Items from a dataset

==============================

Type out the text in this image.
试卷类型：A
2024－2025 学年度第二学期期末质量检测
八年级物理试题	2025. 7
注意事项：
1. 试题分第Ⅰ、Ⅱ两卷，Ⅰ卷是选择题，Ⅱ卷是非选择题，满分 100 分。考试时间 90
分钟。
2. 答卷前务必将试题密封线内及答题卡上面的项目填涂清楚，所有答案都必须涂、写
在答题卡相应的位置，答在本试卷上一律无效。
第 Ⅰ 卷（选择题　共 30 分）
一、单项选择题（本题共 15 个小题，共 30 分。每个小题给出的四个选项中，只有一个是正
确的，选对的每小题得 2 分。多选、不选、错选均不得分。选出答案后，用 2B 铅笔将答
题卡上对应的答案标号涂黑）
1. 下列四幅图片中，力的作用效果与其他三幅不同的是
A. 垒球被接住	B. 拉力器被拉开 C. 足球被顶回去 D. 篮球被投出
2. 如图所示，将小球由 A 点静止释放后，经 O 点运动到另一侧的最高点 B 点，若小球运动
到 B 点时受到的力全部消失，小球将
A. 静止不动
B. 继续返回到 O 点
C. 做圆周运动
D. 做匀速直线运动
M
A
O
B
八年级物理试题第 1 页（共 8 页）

==============================

Extract all of the data exactly as written.

Type out the text in this image.
试卷类型：A
2024－2025 学年度第二学期期末质量检测
八年级物理试题	2025. 7
注意事项：
1. 试题分第Ⅰ、Ⅱ两卷，Ⅰ卷是选择题，Ⅱ卷是非选择题，满分 100 分。考试时间 90
分钟。
2. 答卷前务必将试题密封线内及答题卡上面的项目填涂清楚，所有答案都必须涂、写
在答题卡相应的位置，答在本试卷上一律无效。
第 Ⅰ 卷（选择题　共 30 分）
一、单项选择题（本题共 15 个小题，共 30 分。每个小题给出的四个选项中，只有一个是正
确的，选对的每小题得 2 分。多选、不选、错选均不得分。选出答案后，用 2B 铅笔将答
题卡上对应的答案标号涂黑）
1. 下列四幅图片中，力的作用效果与其他三幅不同的是
A. 垒球被接住	B. 拉力器被拉开 C. 足球被顶回去 D. 篮球被投出
2. 如图所示，将小球由 A 点静止释放后，经 O 点运动到另一侧的最高点 B 点，若小球运动
到 B 点时受到的力全部消失，小球将
A. 静止不动
B. 继续返回到 O 点
C. 做圆周运动
D. 做匀速直线运动
M
A
O
B
八年级物理试题第 1 页（共 8 页）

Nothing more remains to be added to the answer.